---- Data in this exercise
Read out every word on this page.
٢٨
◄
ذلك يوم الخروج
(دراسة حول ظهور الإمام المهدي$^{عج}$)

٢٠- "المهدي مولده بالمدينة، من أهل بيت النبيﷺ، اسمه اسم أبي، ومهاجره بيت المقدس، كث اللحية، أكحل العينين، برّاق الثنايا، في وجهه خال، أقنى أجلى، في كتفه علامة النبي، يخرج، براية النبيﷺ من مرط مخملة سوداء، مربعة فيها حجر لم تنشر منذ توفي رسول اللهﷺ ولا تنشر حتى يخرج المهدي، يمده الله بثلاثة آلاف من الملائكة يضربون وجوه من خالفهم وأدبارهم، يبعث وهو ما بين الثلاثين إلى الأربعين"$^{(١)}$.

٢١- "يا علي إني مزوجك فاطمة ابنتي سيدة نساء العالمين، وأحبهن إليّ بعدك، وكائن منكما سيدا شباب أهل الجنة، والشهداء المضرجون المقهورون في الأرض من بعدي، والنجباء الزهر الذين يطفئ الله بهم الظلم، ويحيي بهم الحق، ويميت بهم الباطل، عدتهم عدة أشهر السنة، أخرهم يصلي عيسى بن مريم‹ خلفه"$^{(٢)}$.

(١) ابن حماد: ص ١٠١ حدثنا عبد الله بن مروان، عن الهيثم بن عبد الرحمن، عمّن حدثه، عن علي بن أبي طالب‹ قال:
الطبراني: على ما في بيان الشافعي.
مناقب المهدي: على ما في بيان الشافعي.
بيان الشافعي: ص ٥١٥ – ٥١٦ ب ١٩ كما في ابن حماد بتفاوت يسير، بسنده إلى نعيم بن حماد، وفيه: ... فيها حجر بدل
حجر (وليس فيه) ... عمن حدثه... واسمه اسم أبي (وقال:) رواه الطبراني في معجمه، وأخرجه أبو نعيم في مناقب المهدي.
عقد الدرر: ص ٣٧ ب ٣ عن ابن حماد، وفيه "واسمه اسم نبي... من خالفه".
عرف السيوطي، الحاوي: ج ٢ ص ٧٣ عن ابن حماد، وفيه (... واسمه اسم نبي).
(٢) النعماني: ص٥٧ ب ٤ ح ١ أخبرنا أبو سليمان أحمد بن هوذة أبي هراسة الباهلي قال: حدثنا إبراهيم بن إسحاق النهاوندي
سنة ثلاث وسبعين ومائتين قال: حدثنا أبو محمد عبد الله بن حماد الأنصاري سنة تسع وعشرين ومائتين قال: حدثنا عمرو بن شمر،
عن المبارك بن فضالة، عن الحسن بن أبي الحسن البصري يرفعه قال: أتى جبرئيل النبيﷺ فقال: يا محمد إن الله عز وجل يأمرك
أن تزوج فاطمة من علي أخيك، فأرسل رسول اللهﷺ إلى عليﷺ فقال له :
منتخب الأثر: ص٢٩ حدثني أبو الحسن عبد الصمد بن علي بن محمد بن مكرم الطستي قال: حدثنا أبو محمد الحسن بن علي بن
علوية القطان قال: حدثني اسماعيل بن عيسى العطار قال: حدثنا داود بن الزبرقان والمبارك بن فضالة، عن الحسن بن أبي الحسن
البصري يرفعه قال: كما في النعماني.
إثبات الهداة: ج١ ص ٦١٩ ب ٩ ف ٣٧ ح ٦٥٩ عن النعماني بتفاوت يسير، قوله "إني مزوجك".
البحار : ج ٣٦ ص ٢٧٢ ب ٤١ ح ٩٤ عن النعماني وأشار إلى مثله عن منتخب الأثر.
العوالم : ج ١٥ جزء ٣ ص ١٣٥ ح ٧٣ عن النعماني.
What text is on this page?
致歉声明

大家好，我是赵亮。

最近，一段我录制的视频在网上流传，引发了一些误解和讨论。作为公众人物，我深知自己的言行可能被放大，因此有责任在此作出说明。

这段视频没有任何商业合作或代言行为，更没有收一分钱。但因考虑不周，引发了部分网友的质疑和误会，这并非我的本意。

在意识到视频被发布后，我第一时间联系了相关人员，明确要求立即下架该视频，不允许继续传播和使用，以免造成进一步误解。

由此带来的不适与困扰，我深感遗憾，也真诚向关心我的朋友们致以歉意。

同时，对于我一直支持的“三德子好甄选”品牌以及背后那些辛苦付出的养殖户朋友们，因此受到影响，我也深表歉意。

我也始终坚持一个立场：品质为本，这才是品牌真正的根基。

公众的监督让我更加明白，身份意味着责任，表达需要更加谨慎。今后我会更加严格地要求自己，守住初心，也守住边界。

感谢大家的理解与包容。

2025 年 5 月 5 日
--------
*Do this*
Print the material once more, exactly.

*Written reply*
Read out every word on this page.
٢٨
◄
ذلك يوم الخروج
(دراسة حول ظهور الإمام المهدي$^{عج}$)

٢٠- "المهدي مولده بالمدينة، من أهل بيت النبيﷺ، اسمه اسم أبي، ومهاجره بيت المقدس، كث اللحية، أكحل العينين، برّاق الثنايا، في وجهه خال، أقنى أجلى، في كتفه علامة النبي، يخرج، براية النبيﷺ من مرط مخملة سوداء، مربعة فيها حجر لم تنشر منذ توفي رسول اللهﷺ ولا تنشر حتى يخرج المهدي، يمده الله بثلاثة آلاف من الملائكة يضربون وجوه من خالفهم وأدبارهم، يبعث وهو ما بين الثلاثين إلى الأربعين"$^{(١)}$.

٢١- "يا علي إني مزوجك فاطمة ابنتي سيدة نساء العالمين، وأحبهن إليّ بعدك، وكائن منكما سيدا شباب أهل الجنة، والشهداء المضرجون المقهورون في الأرض من بعدي، والنجباء الزهر الذين يطفئ الله بهم الظلم، ويحيي بهم الحق، ويميت بهم الباطل، عدتهم عدة أشهر السنة، أخرهم يصلي عيسى بن مريم‹ خلفه"$^{(٢)}$.

(١) ابن حماد: ص ١٠١ حدثنا عبد الله بن مروان، عن الهيثم بن عبد الرحمن، عمّن حدثه، عن علي بن أبي طالب‹ قال:
الطبراني: على ما في بيان الشافعي.
مناقب المهدي: على ما في بيان الشافعي.
بيان الشافعي: ص ٥١٥ – ٥١٦ ب ١٩ كما في ابن حماد بتفاوت يسير، بسنده إلى نعيم بن حماد، وفيه: ... فيها حجر بدل
حجر (وليس فيه) ... عمن حدثه... واسمه اسم أبي (وقال:) رواه الطبراني في معجمه، وأخرجه أبو نعيم في مناقب المهدي.
عقد الدرر: ص ٣٧ ب ٣ عن ابن حماد، وفيه "واسمه اسم نبي... من خالفه".
عرف السيوطي، الحاوي: ج ٢ ص ٧٣ عن ابن حماد، وفيه (... واسمه اسم نبي).
(٢) النعماني: ص٥٧ ب ٤ ح ١ أخبرنا أبو سليمان أحمد بن هوذة أبي هراسة الباهلي قال: حدثنا إبراهيم بن إسحاق النهاوندي
سنة ثلاث وسبعين ومائتين قال: حدثنا أبو محمد عبد الله بن حماد الأنصاري سنة تسع وعشرين ومائتين قال: حدثنا عمرو بن شمر،
عن المبارك بن فضالة، عن الحسن بن أبي الحسن البصري يرفعه قال: أتى جبرئيل النبيﷺ فقال: يا محمد إن الله عز وجل يأمرك
أن تزوج فاطمة من علي أخيك، فأرسل رسول اللهﷺ إلى عليﷺ فقال له :
منتخب الأثر: ص٢٩ حدثني أبو الحسن عبد الصمد بن علي بن محمد بن مكرم الطستي قال: حدثنا أبو محمد الحسن بن علي بن
علوية القطان قال: حدثني اسماعيل بن عيسى العطار قال: حدثنا داود بن الزبرقان والمبارك بن فضالة، عن الحسن بن أبي الحسن
البصري يرفعه قال: كما في النعماني.
إثبات الهداة: ج١ ص ٦١٩ ب ٩ ف ٣٧ ح ٦٥٩ عن النعماني بتفاوت يسير، قوله "إني مزوجك".
البحار : ج ٣٦ ص ٢٧٢ ب ٤١ ح ٩٤ عن النعماني وأشار إلى مثله عن منتخب الأثر.
العوالم : ج ١٥ جزء ٣ ص ١٣٥ ح ٧٣ عن النعماني.
What text is on this page?
致歉声明

大家好，我是赵亮。

最近，一段我录制的视频在网上流传，引发了一些误解和讨论。作为公众人物，我深知自己的言行可能被放大，因此有责任在此作出说明。

这段视频没有任何商业合作或代言行为，更没有收一分钱。但因考虑不周，引发了部分网友的质疑和误会，这并非我的本意。

在意识到视频被发布后，我第一时间联系了相关人员，明确要求立即下架该视频，不允许继续传播和使用，以免造成进一步误解。

由此带来的不适与困扰，我深感遗憾，也真诚向关心我的朋友们致以歉意。

同时，对于我一直支持的“三德子好甄选”品牌以及背后那些辛苦付出的养殖户朋友们，因此受到影响，我也深表歉意。

我也始终坚持一个立场：品质为本，这才是品牌真正的根基。

公众的监督让我更加明白，身份意味着责任，表达需要更加谨慎。今后我会更加严格地要求自己，守住初心，也守住边界。

感谢大家的理解与包容。

2025 年 5 月 5 日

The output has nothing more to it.